* Start *

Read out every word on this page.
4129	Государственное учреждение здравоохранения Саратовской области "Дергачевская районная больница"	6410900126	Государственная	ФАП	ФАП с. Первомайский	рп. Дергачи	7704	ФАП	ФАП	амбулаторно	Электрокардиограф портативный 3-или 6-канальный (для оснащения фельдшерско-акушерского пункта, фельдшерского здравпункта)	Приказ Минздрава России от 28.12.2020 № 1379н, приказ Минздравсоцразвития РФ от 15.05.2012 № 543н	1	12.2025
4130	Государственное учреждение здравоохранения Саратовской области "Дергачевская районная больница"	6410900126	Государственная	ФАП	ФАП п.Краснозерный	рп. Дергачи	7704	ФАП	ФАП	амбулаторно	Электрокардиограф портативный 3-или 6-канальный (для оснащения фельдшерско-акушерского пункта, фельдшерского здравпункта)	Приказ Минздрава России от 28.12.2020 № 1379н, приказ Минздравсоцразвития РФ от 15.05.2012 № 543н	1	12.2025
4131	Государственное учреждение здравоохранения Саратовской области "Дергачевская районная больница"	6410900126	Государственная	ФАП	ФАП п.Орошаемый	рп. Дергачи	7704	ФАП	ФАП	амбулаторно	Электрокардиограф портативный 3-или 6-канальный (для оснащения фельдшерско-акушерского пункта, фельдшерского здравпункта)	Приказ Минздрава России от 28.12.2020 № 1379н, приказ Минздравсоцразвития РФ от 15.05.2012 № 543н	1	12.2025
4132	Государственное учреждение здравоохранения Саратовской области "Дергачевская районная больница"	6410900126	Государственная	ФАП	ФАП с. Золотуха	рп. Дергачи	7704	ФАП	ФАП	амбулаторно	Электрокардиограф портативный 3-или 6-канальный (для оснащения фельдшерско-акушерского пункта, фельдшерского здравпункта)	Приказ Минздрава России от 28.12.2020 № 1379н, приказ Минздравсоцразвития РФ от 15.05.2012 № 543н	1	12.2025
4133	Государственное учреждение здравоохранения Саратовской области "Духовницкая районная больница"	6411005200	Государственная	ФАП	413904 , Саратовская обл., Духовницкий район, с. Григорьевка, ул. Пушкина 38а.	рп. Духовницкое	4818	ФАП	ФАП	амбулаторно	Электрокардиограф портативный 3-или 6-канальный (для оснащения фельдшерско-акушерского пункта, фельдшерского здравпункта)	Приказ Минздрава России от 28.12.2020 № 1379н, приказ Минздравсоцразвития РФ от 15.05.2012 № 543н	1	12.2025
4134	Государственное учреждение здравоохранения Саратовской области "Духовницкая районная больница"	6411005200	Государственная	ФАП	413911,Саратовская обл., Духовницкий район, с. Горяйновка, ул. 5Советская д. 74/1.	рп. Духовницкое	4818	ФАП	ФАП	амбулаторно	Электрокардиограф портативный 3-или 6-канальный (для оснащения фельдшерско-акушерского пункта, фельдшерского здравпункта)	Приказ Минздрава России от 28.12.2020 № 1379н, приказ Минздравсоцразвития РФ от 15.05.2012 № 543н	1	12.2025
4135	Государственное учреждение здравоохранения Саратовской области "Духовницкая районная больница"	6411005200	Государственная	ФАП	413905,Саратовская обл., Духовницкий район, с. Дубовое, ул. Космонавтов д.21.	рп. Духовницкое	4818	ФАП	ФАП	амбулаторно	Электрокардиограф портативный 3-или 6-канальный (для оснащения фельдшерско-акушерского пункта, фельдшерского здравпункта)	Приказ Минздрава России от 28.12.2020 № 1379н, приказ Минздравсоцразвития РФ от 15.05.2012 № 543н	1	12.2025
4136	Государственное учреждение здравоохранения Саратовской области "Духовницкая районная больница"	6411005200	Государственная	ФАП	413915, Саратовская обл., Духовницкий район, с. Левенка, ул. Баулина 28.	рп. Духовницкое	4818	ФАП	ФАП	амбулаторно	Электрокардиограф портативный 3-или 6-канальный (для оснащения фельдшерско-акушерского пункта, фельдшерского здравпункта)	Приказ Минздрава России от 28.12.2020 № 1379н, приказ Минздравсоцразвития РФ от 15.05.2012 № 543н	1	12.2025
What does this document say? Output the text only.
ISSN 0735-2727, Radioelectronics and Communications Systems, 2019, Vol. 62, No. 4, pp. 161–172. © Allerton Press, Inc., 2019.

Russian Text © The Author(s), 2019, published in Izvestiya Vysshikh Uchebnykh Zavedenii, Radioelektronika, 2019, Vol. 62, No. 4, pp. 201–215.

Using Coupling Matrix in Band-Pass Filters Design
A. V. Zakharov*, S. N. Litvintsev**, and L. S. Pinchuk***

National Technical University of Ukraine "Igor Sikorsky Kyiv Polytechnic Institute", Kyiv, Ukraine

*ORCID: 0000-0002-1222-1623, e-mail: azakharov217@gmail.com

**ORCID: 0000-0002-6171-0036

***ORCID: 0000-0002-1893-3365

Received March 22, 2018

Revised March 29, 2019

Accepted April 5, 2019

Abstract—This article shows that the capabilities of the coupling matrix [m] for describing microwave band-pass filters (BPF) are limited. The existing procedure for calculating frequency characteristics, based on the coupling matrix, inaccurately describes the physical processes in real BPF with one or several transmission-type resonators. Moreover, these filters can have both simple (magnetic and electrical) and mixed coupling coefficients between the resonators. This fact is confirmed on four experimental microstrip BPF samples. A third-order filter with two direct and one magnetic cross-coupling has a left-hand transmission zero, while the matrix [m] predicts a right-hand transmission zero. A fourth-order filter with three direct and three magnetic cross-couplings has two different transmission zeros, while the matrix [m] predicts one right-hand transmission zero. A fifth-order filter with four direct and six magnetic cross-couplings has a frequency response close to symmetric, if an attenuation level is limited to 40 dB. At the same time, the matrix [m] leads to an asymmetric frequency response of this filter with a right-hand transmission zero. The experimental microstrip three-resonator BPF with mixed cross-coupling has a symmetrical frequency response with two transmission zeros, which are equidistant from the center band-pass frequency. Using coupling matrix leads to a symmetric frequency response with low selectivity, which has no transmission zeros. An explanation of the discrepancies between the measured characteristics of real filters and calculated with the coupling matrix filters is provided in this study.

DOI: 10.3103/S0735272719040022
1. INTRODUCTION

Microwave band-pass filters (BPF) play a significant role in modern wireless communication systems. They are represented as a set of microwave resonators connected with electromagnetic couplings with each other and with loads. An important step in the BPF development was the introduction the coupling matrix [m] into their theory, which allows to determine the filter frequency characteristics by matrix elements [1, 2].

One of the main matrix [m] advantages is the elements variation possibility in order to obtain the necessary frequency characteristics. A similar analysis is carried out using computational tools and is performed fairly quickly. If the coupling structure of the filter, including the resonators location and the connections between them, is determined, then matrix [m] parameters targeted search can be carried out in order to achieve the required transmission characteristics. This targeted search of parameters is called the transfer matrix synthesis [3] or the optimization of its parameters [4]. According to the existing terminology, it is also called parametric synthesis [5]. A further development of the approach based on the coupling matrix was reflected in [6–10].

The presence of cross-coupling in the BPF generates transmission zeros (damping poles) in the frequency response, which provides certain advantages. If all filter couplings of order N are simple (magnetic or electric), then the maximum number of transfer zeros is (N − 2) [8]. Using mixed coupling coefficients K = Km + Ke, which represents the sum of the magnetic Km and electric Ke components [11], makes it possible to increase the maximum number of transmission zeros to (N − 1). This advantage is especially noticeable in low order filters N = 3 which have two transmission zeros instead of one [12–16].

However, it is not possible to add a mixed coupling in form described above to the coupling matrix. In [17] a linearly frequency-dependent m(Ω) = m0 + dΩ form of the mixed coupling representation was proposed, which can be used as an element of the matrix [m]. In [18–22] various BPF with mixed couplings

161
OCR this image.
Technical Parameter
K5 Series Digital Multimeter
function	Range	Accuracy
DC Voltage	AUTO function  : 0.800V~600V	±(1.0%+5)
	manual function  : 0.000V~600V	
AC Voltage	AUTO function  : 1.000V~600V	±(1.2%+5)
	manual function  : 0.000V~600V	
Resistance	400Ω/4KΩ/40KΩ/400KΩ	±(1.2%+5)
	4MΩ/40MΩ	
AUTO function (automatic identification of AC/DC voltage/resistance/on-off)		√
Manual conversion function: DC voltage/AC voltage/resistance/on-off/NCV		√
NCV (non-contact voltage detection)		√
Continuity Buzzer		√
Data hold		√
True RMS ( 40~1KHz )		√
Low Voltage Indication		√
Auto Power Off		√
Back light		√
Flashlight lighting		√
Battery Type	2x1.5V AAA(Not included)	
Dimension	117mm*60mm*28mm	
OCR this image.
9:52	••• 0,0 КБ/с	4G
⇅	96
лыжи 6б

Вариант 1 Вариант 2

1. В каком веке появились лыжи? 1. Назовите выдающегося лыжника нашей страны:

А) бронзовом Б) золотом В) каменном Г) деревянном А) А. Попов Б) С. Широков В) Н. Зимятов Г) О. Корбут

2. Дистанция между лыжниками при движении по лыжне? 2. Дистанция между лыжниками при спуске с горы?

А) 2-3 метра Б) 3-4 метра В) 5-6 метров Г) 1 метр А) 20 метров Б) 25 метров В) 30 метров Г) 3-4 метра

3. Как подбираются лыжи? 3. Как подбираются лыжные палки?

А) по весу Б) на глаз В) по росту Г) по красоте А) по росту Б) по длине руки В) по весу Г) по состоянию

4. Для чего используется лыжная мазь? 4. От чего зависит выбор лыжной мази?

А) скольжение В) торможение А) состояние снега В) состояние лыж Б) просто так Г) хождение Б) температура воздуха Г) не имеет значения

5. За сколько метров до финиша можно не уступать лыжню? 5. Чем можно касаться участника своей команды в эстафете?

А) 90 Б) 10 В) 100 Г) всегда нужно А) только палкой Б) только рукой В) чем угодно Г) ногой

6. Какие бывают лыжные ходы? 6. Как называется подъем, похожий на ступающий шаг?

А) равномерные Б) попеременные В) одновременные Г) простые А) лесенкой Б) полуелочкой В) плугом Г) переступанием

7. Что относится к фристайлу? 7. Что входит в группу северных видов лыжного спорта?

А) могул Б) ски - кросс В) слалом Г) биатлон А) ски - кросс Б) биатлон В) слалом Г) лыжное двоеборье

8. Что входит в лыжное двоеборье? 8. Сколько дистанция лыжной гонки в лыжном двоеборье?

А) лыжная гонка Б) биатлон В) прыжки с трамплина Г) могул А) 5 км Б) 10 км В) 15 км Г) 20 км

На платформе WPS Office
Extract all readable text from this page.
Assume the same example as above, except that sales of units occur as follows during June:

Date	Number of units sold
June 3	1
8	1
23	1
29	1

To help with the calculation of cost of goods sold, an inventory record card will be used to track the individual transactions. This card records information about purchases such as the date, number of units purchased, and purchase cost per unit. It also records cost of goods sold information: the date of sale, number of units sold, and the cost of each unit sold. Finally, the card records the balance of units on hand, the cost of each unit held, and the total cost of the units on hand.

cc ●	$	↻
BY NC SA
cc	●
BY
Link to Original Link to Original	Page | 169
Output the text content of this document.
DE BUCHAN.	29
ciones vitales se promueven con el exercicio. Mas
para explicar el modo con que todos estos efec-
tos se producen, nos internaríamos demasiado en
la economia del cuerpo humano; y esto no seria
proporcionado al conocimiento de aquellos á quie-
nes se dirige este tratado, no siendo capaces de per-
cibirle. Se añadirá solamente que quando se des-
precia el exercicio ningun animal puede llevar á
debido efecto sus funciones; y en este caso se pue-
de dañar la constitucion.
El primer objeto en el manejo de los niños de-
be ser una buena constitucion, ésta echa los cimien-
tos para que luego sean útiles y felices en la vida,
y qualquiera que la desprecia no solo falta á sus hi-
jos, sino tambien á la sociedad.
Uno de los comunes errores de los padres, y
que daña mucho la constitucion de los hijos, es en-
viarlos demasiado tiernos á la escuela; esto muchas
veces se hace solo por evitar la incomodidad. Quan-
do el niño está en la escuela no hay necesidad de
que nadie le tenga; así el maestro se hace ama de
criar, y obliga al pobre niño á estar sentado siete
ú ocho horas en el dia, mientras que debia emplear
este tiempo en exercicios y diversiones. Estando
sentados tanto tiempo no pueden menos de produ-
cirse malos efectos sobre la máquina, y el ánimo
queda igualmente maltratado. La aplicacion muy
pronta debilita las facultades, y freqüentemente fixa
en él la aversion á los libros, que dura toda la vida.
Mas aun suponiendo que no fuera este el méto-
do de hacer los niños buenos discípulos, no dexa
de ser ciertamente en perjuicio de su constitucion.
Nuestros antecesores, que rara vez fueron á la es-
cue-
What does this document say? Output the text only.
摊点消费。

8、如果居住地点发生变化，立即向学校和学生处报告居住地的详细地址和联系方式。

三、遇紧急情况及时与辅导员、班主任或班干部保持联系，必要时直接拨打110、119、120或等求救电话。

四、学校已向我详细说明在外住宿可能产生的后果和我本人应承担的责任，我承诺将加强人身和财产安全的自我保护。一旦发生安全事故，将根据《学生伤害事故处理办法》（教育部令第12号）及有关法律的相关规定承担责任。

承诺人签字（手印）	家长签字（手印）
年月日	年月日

* End *

- PROBLEM: Determine how many of the lines above hold the word "двоеборье", and output that number by itself.

- RESPONSE TO THE EXERCISE: 2